Reproduce the records line for line, from their first line through the line containing "track-route[interactable] — [108, 299, 330, 329]", both included.

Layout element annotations
━━━━━━━━

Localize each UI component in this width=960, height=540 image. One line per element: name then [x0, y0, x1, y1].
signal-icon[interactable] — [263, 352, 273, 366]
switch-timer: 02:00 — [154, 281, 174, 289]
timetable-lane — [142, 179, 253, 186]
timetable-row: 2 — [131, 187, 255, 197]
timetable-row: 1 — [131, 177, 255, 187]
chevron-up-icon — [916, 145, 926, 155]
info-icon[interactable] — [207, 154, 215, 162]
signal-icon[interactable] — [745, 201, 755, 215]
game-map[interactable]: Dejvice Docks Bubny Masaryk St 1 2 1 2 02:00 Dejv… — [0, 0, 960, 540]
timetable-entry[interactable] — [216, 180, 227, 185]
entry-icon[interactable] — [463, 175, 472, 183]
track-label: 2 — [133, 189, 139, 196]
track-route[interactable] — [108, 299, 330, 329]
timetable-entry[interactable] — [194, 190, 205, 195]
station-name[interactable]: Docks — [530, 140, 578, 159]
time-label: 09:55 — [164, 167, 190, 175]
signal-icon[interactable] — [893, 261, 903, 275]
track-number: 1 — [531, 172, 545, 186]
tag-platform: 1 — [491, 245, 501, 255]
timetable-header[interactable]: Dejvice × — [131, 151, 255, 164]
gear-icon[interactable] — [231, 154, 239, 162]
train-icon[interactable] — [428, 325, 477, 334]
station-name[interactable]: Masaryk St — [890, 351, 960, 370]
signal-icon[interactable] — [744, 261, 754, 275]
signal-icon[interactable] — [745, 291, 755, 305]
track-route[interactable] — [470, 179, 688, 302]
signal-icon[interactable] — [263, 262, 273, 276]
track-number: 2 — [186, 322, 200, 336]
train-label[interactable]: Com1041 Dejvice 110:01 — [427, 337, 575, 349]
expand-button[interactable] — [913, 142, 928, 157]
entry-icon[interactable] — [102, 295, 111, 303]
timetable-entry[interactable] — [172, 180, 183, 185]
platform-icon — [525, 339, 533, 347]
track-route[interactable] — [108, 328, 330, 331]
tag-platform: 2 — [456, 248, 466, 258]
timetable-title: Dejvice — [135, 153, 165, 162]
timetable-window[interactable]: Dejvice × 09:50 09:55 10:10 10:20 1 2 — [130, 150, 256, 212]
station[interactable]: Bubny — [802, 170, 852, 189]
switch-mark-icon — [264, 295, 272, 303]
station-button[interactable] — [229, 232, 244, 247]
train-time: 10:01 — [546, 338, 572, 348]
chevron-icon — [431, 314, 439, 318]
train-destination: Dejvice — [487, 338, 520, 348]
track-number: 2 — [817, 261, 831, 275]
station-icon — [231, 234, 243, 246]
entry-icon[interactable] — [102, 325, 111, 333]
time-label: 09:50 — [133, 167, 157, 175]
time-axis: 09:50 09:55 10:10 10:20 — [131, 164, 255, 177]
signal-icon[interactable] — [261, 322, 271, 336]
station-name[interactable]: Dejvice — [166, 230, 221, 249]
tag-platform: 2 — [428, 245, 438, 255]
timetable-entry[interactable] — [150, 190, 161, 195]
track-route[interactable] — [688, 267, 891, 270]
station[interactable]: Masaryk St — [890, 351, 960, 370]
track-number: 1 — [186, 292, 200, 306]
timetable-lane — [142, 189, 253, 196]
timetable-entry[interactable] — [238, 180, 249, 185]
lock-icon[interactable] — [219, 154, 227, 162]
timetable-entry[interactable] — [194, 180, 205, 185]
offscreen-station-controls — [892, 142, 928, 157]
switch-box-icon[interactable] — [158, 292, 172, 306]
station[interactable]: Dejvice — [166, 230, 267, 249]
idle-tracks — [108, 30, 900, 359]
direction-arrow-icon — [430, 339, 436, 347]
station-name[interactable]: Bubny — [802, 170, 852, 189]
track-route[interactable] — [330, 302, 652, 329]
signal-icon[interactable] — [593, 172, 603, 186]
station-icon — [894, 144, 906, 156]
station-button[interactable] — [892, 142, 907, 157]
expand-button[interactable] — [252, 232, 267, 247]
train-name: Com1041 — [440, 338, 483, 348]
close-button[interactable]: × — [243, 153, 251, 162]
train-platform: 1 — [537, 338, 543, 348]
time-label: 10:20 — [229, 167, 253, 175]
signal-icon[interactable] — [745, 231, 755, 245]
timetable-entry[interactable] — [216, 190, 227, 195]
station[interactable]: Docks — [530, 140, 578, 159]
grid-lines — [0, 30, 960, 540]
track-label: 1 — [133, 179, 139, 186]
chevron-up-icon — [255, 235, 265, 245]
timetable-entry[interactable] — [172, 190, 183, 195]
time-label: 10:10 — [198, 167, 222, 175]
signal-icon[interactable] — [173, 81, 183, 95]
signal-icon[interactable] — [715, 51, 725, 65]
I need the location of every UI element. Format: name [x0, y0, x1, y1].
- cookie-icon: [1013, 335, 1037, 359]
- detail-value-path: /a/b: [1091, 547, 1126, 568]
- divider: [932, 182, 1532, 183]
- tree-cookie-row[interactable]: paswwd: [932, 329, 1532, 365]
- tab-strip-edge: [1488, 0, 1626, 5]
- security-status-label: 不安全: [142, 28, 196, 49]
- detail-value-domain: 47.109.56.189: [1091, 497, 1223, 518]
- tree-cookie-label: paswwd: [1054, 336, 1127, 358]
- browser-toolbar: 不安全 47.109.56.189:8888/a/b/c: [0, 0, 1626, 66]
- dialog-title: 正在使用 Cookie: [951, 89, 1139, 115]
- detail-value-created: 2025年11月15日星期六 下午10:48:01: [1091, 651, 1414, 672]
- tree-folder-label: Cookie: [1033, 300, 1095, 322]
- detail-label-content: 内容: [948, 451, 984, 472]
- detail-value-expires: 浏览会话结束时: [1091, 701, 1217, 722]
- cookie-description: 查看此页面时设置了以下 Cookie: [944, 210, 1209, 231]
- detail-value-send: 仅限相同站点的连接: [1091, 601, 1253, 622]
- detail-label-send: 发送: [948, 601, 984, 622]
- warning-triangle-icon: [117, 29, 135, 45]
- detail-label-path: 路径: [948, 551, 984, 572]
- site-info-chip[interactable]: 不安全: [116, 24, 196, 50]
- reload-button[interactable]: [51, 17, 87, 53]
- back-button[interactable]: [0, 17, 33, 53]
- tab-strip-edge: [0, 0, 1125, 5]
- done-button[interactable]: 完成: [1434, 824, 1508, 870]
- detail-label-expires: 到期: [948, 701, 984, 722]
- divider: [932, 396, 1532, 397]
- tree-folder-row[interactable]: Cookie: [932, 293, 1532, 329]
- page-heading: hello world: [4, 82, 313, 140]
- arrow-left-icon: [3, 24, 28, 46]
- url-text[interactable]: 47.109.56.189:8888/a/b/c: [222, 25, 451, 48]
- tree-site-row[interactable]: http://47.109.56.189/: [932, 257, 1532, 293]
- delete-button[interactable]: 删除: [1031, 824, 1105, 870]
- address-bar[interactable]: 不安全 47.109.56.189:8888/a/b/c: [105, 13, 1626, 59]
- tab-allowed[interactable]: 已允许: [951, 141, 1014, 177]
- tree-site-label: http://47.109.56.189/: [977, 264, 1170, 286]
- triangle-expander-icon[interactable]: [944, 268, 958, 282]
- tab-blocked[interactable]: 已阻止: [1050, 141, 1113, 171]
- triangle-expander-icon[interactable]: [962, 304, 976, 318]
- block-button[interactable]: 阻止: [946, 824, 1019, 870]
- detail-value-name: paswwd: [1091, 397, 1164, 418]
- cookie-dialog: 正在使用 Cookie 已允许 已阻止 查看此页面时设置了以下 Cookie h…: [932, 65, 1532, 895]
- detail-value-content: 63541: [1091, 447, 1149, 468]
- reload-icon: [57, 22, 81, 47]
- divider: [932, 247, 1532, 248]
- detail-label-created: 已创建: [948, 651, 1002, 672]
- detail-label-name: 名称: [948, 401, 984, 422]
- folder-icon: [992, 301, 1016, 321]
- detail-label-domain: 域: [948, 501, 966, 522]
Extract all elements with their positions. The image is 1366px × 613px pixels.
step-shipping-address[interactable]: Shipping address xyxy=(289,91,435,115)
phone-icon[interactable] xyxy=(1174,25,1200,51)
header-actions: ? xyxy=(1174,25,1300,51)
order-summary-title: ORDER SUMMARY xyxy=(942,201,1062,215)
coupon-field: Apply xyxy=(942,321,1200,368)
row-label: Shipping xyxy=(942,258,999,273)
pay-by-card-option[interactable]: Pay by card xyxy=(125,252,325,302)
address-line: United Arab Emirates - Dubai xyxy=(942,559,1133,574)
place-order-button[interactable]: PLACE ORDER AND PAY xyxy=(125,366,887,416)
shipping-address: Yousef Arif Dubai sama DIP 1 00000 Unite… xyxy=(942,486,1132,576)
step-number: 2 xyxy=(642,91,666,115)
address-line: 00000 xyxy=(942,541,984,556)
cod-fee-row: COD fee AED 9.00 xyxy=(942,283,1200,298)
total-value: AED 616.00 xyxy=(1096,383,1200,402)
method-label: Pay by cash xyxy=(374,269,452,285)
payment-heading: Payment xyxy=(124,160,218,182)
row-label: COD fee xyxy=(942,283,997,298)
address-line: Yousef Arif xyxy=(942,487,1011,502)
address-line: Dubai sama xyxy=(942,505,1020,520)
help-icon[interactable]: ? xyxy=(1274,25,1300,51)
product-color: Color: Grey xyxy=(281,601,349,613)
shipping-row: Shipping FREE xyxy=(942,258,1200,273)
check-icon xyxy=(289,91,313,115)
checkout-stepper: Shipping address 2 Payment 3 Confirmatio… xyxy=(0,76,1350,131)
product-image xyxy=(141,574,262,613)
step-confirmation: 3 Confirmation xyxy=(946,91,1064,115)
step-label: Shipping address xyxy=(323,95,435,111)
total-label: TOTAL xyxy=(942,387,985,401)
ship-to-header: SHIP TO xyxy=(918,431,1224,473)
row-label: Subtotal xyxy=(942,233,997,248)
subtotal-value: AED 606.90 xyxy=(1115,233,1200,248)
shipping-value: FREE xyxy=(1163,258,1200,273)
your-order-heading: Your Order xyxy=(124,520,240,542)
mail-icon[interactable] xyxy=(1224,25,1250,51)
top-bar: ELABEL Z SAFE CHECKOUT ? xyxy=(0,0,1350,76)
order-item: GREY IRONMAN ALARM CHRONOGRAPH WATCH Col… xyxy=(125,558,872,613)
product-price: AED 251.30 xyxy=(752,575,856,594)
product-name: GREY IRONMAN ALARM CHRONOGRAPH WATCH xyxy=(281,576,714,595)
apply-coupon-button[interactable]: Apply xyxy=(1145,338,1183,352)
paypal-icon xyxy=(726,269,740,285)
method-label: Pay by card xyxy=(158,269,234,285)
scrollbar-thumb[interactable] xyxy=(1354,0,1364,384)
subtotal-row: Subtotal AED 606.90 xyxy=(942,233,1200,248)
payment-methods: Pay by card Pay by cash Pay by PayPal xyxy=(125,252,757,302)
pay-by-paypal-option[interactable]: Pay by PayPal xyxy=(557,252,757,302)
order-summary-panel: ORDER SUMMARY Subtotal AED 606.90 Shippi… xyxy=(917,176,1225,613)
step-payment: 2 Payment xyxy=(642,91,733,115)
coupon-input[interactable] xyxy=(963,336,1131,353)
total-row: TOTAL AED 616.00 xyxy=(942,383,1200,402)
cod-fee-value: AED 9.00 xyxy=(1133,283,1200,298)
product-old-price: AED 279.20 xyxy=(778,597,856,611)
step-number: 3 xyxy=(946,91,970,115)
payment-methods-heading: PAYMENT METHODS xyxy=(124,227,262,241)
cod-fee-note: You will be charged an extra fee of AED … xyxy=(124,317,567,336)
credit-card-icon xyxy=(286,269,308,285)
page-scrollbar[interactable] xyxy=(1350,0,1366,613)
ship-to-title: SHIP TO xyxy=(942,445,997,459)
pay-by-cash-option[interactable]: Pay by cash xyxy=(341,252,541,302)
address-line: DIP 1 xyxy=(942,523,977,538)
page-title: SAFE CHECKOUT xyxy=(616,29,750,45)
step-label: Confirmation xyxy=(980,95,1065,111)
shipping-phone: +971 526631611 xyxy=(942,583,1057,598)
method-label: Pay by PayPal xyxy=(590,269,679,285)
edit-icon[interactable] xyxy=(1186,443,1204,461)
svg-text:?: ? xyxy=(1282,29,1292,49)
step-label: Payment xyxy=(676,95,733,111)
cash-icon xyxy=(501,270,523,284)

━━━━━━━━

Answer to the task>
Localize each UI component in this width=960, height=540 image. One line per element: name then [x0, y0, x1, y1].
signal-icon[interactable] — [263, 352, 273, 366]
switch-timer: 02:00 — [154, 281, 174, 289]
timetable-lane — [142, 179, 253, 186]
timetable-row: 2 — [131, 187, 255, 197]
timetable-row: 1 — [131, 177, 255, 187]
chevron-up-icon — [916, 145, 926, 155]
info-icon[interactable] — [207, 154, 215, 162]
signal-icon[interactable] — [745, 201, 755, 215]
game-map[interactable]: Dejvice Docks Bubny Masaryk St 1 2 1 2 02:00 Dejv… — [0, 0, 960, 540]
timetable-entry[interactable] — [216, 180, 227, 185]
entry-icon[interactable] — [463, 175, 472, 183]
track-label: 2 — [133, 189, 139, 196]
track-route[interactable] — [108, 299, 330, 329]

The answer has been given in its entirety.